_Stated exercise_
Go through the material below and copy each line where the word "ratio" appears.

_Data to use_
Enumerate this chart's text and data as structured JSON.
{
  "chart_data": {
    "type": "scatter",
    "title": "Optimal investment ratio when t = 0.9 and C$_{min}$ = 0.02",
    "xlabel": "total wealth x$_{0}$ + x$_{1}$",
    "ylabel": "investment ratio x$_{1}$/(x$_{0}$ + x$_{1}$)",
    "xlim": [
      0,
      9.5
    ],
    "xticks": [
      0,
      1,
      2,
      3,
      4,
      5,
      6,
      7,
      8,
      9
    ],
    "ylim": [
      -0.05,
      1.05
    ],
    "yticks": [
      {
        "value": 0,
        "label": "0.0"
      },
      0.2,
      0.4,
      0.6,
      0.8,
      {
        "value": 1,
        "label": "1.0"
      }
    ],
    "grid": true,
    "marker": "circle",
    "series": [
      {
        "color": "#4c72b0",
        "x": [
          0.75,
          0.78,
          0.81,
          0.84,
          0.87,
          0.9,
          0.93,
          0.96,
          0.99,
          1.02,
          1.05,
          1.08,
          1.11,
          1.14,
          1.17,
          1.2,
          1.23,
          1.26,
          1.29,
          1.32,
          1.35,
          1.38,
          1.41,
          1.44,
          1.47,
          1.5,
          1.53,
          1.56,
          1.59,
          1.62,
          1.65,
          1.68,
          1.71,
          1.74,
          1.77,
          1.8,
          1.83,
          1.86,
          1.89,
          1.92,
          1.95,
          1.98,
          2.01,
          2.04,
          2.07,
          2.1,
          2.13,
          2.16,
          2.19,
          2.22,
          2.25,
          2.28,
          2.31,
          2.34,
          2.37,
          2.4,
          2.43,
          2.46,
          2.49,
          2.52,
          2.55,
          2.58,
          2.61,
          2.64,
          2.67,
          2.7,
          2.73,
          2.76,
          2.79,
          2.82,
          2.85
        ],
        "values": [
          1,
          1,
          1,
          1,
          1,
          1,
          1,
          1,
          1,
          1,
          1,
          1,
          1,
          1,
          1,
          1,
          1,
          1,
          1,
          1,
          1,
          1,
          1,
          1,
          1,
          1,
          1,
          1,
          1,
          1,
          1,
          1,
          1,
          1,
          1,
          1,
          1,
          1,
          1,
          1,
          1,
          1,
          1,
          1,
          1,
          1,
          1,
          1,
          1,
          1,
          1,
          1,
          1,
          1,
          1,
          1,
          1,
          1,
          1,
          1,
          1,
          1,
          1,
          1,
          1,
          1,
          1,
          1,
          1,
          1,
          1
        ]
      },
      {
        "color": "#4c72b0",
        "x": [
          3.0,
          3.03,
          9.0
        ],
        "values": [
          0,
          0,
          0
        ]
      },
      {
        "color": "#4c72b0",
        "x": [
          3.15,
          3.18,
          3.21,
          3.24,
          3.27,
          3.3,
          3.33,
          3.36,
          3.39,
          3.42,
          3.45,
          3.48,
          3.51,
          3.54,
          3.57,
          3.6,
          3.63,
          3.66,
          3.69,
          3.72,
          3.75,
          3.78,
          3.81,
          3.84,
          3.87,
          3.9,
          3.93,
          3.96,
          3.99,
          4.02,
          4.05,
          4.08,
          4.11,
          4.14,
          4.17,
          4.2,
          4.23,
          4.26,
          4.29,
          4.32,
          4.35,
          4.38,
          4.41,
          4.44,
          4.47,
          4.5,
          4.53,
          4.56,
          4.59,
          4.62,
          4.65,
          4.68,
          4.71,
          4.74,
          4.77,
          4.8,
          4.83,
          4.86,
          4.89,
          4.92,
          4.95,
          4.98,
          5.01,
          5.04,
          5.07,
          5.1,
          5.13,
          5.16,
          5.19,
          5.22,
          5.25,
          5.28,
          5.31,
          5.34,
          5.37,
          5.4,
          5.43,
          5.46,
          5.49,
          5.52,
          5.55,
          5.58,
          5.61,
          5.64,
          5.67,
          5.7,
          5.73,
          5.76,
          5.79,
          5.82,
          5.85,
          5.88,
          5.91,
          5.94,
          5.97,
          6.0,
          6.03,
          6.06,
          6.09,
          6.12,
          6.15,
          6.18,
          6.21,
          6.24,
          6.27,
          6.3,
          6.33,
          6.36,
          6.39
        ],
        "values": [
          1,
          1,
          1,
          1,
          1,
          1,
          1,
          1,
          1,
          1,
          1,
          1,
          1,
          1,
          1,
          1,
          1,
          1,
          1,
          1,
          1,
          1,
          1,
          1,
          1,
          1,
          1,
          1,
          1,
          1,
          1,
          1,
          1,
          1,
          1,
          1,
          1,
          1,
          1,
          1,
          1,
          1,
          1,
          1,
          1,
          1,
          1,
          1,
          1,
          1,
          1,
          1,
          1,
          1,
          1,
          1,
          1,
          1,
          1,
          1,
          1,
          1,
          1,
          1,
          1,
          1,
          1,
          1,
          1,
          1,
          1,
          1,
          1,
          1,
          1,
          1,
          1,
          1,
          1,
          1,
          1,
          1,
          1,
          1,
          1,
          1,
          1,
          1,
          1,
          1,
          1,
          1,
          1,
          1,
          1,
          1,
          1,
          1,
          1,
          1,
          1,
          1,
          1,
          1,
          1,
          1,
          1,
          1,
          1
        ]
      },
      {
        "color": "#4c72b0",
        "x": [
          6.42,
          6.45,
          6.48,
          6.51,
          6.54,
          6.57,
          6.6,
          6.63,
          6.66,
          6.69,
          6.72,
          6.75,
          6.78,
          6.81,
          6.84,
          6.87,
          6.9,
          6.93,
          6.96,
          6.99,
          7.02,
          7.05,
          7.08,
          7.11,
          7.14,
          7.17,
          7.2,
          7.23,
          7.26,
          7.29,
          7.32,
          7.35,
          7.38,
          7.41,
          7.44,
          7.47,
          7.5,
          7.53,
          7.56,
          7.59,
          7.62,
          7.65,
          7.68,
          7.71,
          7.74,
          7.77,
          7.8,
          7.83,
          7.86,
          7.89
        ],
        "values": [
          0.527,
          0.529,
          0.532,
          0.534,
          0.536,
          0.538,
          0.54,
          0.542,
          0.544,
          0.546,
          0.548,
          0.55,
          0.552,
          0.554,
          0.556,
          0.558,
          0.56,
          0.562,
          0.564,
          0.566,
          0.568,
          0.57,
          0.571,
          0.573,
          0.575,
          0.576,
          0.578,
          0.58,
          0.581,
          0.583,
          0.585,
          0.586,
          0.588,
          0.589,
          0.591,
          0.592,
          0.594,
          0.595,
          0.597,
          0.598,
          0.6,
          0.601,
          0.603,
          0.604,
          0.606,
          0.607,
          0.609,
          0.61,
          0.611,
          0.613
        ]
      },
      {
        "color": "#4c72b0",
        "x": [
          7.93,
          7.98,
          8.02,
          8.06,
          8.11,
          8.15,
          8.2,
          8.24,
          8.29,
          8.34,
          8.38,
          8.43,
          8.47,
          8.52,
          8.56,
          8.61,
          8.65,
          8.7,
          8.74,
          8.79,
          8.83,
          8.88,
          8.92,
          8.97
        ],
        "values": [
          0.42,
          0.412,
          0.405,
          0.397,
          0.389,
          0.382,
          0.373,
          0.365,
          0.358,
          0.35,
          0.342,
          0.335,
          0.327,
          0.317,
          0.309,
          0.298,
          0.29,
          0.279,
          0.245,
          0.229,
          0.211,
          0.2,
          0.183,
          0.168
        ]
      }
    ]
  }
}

_Exercise result_
    "title": "Optimal investment ratio when t = 0.9 and C$_{min}$ = 0.02",
    "ylabel": "investment ratio x$_{1}$/(x$_{0}$ + x$_{1}$)",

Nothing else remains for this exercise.